*REQUEST:*
Starting at the line that contains "What data populates", restate each line word for word through the final line of the data, keeping both ends.

*INFORMATION PROVIDED:*
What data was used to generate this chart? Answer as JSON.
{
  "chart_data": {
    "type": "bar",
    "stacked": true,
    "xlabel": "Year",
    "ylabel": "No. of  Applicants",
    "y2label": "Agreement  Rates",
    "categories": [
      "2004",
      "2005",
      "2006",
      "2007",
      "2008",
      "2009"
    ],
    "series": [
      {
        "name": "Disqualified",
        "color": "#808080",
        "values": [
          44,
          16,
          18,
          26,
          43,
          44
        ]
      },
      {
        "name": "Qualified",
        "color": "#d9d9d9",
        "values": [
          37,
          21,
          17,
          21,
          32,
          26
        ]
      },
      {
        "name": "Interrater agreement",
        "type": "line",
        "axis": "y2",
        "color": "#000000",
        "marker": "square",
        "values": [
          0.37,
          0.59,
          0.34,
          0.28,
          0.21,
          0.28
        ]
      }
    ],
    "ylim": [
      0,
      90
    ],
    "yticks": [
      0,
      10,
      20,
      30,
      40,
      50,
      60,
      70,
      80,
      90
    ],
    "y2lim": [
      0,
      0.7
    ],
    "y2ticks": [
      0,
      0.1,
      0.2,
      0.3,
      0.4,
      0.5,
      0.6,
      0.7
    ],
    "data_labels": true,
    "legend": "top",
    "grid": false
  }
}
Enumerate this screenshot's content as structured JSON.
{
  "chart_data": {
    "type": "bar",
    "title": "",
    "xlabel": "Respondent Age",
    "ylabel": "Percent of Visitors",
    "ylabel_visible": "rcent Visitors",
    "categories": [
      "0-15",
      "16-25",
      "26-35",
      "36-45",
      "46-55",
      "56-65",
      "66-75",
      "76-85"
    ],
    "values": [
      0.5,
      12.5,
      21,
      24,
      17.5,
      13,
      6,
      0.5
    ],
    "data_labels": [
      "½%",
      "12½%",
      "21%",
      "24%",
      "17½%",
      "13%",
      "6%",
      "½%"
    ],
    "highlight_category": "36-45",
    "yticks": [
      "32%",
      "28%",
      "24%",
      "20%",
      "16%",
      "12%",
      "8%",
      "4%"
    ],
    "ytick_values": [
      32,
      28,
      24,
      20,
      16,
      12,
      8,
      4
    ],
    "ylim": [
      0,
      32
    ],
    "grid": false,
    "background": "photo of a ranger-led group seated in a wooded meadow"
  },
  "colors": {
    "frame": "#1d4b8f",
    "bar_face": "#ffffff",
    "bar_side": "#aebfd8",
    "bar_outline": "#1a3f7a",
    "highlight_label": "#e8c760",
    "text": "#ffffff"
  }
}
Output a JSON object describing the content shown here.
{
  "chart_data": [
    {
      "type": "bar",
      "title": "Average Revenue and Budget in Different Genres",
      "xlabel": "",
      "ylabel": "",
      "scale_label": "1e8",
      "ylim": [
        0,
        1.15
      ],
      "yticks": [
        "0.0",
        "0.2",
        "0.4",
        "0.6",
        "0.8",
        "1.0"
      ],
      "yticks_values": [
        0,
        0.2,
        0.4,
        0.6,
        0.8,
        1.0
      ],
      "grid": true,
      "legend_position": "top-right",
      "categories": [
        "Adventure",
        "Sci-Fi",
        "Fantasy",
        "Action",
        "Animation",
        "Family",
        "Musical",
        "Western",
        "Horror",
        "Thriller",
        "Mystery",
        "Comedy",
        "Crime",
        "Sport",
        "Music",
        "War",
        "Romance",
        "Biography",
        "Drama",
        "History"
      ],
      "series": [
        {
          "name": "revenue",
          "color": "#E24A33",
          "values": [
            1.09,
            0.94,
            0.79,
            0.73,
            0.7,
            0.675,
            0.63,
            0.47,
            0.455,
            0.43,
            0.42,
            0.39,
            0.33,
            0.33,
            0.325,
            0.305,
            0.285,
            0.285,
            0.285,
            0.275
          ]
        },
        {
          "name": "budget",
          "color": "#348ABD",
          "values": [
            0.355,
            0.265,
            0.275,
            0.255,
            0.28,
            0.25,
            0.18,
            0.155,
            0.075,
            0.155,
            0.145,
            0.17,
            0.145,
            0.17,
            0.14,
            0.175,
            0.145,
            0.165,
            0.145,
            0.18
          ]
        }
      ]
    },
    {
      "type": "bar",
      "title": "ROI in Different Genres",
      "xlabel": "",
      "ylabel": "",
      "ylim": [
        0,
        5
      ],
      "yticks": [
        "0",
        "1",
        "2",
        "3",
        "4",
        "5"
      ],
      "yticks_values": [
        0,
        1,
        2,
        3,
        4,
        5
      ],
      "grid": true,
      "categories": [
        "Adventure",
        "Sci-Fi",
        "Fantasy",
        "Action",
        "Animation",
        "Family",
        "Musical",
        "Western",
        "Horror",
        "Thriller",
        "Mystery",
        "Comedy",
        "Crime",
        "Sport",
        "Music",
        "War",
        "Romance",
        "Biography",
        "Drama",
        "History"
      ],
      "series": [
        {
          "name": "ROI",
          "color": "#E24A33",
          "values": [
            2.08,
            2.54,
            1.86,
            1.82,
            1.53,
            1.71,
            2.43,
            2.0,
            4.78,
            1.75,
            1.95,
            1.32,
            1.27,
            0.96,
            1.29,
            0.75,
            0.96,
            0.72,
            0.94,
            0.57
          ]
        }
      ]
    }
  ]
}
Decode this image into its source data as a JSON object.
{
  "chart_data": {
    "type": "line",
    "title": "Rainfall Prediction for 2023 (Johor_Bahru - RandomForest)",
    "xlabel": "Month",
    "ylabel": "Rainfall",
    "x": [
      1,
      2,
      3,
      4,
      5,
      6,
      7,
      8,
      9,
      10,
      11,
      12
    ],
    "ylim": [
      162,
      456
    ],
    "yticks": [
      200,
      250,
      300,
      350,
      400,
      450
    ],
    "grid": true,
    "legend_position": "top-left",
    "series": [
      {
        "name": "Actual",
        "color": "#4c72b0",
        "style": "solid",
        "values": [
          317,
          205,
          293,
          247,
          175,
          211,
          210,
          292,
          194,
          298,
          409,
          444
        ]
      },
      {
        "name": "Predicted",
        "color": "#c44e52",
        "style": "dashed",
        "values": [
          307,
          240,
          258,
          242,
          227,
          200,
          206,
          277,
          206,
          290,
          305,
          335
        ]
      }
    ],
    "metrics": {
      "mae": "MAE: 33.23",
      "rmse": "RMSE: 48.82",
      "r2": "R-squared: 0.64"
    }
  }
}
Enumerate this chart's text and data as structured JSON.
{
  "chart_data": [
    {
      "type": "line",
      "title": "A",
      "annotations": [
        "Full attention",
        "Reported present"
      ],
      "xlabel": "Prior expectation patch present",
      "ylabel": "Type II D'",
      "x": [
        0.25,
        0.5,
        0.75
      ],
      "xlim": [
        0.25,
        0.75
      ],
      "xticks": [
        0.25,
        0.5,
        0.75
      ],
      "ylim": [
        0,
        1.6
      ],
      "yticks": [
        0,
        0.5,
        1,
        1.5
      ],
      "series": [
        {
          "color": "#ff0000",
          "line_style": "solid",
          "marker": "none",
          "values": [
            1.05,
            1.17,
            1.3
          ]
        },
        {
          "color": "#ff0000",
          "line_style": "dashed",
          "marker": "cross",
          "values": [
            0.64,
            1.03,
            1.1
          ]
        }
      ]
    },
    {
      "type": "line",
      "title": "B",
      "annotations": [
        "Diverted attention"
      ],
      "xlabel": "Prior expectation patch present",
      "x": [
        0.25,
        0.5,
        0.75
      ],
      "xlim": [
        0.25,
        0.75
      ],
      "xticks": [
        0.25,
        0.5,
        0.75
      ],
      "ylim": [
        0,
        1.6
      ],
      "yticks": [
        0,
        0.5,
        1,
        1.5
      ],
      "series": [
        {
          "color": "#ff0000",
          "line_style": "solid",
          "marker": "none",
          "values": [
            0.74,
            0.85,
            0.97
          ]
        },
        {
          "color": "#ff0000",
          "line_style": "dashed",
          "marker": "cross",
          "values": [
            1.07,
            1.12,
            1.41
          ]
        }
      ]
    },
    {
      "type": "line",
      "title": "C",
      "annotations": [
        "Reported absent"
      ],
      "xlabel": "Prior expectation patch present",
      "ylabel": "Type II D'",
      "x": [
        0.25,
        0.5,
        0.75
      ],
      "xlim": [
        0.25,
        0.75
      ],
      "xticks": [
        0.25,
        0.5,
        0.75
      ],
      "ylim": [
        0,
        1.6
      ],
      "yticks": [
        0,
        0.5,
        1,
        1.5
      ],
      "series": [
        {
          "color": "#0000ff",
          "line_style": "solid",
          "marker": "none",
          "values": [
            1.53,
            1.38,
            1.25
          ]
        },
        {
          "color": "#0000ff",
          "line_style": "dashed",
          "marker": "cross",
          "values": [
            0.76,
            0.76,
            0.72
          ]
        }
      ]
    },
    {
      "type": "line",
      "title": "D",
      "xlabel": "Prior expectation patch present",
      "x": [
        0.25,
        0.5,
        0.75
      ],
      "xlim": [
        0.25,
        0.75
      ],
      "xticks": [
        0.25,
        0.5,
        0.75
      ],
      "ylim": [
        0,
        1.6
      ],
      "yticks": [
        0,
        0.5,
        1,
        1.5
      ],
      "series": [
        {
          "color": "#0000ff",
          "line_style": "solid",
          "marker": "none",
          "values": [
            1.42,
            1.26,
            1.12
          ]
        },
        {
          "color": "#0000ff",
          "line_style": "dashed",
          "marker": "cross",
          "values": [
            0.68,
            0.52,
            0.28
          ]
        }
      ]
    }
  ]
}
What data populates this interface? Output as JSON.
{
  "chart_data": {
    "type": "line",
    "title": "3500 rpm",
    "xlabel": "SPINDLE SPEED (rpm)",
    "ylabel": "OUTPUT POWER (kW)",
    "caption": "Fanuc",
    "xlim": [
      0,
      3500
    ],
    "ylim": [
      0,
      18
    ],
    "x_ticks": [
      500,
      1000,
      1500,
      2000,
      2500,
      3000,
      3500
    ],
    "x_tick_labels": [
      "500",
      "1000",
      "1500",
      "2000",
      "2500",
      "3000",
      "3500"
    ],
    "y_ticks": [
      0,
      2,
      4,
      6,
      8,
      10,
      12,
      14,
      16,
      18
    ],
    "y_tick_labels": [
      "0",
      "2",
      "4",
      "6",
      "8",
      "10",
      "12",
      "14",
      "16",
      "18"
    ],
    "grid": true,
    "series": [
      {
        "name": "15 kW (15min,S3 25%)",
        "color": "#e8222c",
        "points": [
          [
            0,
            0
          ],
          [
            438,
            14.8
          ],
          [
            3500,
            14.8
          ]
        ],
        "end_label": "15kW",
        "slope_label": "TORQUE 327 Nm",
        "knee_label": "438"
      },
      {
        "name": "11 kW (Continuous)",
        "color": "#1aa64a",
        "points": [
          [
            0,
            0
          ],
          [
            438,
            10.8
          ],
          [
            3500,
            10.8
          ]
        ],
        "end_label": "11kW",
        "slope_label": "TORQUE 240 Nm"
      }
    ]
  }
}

*RESPONSE TO THIS EXERCISE:*
What data populates this interface? Output as JSON.
{
  "chart_data": {
    "type": "line",
    "title": "3500 rpm",
    "xlabel": "SPINDLE SPEED (rpm)",
    "ylabel": "OUTPUT POWER (kW)",
    "caption": "Fanuc",
    "xlim": [
      0,
      3500
    ],
    "ylim": [
      0,
      18
    ],
    "x_ticks": [
      500,
      1000,
      1500,
      2000,
      2500,
      3000,
      3500
    ],
    "x_tick_labels": [
      "500",
      "1000",
      "1500",
      "2000",
      "2500",
      "3000",
      "3500"
    ],
    "y_ticks": [
      0,
      2,
      4,
      6,
      8,
      10,
      12,
      14,
      16,
      18
    ],
    "y_tick_labels": [
      "0",
      "2",
      "4",
      "6",
      "8",
      "10",
      "12",
      "14",
      "16",
      "18"
    ],
    "grid": true,
    "series": [
      {
        "name": "15 kW (15min,S3 25%)",
        "color": "#e8222c",
        "points": [
          [
            0,
            0
          ],
          [
            438,
            14.8
          ],
          [
            3500,
            14.8
          ]
        ],
        "end_label": "15kW",
        "slope_label": "TORQUE 327 Nm",
        "knee_label": "438"
      },
      {
        "name": "11 kW (Continuous)",
        "color": "#1aa64a",
        "points": [
          [
            0,
            0
          ],
          [
            438,
            10.8
          ],
          [
            3500,
            10.8
          ]
        ],
        "end_label": "11kW",
        "slope_label": "TORQUE 240 Nm"
      }
    ]
  }
}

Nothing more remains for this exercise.